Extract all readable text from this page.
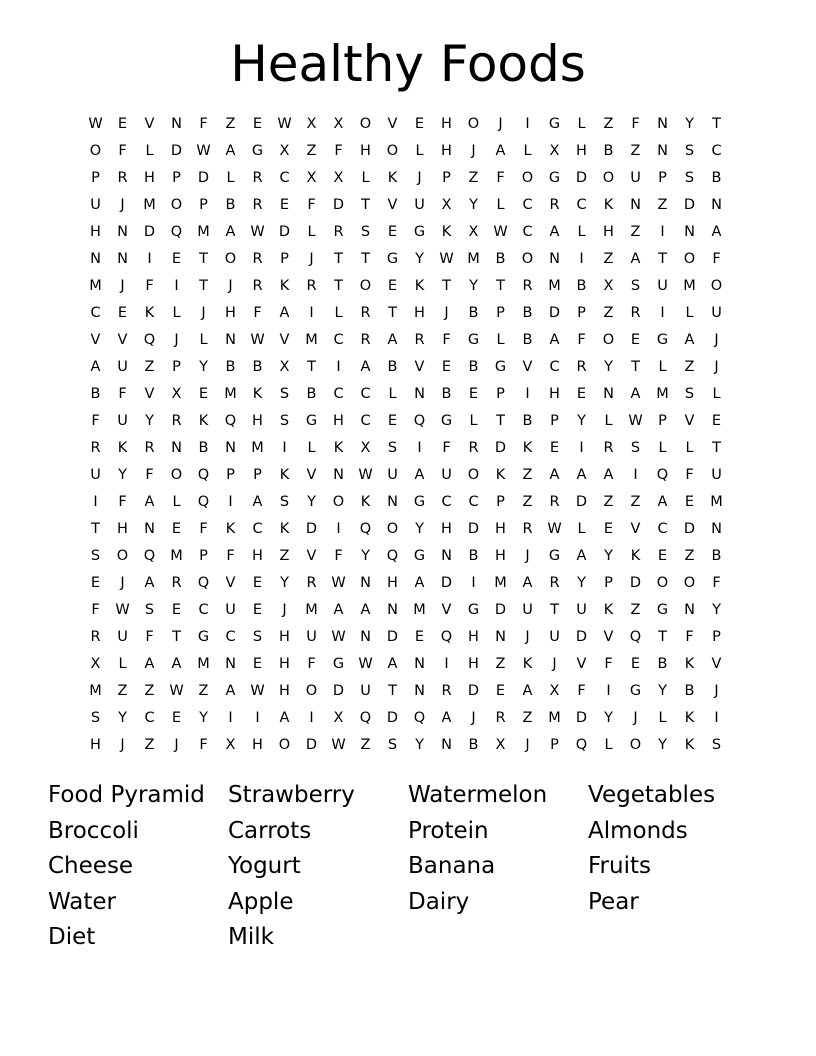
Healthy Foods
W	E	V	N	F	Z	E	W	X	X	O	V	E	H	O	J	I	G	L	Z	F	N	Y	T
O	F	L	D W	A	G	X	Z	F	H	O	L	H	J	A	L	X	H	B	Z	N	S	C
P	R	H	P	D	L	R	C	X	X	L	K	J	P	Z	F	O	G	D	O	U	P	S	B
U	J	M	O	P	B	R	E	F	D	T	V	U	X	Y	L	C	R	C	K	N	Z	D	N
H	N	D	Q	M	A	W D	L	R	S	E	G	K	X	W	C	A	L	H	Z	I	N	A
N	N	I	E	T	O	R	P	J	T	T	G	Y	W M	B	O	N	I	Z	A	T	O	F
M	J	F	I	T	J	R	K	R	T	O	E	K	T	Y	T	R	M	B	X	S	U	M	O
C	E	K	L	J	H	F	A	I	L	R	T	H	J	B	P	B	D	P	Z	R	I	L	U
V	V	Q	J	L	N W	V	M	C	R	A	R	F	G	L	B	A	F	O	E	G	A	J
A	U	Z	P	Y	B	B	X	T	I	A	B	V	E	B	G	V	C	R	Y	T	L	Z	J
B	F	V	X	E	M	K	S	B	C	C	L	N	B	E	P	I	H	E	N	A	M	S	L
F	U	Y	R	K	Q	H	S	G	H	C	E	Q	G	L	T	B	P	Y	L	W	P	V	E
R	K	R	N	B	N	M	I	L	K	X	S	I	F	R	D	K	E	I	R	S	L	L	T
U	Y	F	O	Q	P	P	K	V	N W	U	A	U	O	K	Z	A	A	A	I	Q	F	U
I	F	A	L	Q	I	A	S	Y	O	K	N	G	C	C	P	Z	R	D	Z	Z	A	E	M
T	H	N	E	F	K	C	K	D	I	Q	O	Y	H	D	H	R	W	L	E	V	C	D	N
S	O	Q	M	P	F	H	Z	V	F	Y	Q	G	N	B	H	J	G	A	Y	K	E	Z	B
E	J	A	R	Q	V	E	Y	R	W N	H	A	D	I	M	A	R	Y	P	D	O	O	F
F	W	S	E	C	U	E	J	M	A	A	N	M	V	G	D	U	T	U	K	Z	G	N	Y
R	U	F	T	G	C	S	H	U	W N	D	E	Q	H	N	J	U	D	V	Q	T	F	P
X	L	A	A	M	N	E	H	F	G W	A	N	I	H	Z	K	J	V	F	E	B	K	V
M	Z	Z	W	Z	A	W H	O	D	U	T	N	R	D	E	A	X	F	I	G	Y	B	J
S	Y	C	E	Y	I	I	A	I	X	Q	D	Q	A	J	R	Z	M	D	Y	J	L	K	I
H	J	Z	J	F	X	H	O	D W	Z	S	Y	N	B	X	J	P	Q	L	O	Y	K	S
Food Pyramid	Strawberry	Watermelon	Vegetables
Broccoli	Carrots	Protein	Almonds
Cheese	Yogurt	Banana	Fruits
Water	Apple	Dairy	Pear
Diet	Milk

**Assigned task**
Leave out the pictures and set down all of the data exactly.

**Written solution**
Extract all readable text from this page.
Healthy Foods
W	E	V	N	F	Z	E	W	X	X	O	V	E	H	O	J	I	G	L	Z	F	N	Y	T
O	F	L	D W	A	G	X	Z	F	H	O	L	H	J	A	L	X	H	B	Z	N	S	C
P	R	H	P	D	L	R	C	X	X	L	K	J	P	Z	F	O	G	D	O	U	P	S	B
U	J	M	O	P	B	R	E	F	D	T	V	U	X	Y	L	C	R	C	K	N	Z	D	N
H	N	D	Q	M	A	W D	L	R	S	E	G	K	X	W	C	A	L	H	Z	I	N	A
N	N	I	E	T	O	R	P	J	T	T	G	Y	W M	B	O	N	I	Z	A	T	O	F
M	J	F	I	T	J	R	K	R	T	O	E	K	T	Y	T	R	M	B	X	S	U	M	O
C	E	K	L	J	H	F	A	I	L	R	T	H	J	B	P	B	D	P	Z	R	I	L	U
V	V	Q	J	L	N W	V	M	C	R	A	R	F	G	L	B	A	F	O	E	G	A	J
A	U	Z	P	Y	B	B	X	T	I	A	B	V	E	B	G	V	C	R	Y	T	L	Z	J
B	F	V	X	E	M	K	S	B	C	C	L	N	B	E	P	I	H	E	N	A	M	S	L
F	U	Y	R	K	Q	H	S	G	H	C	E	Q	G	L	T	B	P	Y	L	W	P	V	E
R	K	R	N	B	N	M	I	L	K	X	S	I	F	R	D	K	E	I	R	S	L	L	T
U	Y	F	O	Q	P	P	K	V	N W	U	A	U	O	K	Z	A	A	A	I	Q	F	U
I	F	A	L	Q	I	A	S	Y	O	K	N	G	C	C	P	Z	R	D	Z	Z	A	E	M
T	H	N	E	F	K	C	K	D	I	Q	O	Y	H	D	H	R	W	L	E	V	C	D	N
S	O	Q	M	P	F	H	Z	V	F	Y	Q	G	N	B	H	J	G	A	Y	K	E	Z	B
E	J	A	R	Q	V	E	Y	R	W N	H	A	D	I	M	A	R	Y	P	D	O	O	F
F	W	S	E	C	U	E	J	M	A	A	N	M	V	G	D	U	T	U	K	Z	G	N	Y
R	U	F	T	G	C	S	H	U	W N	D	E	Q	H	N	J	U	D	V	Q	T	F	P
X	L	A	A	M	N	E	H	F	G W	A	N	I	H	Z	K	J	V	F	E	B	K	V
M	Z	Z	W	Z	A	W H	O	D	U	T	N	R	D	E	A	X	F	I	G	Y	B	J
S	Y	C	E	Y	I	I	A	I	X	Q	D	Q	A	J	R	Z	M	D	Y	J	L	K	I
H	J	Z	J	F	X	H	O	D W	Z	S	Y	N	B	X	J	P	Q	L	O	Y	K	S
Food Pyramid	Strawberry	Watermelon	Vegetables
Broccoli	Carrots	Protein	Almonds
Cheese	Yogurt	Banana	Fruits
Water	Apple	Dairy	Pear
Diet	Milk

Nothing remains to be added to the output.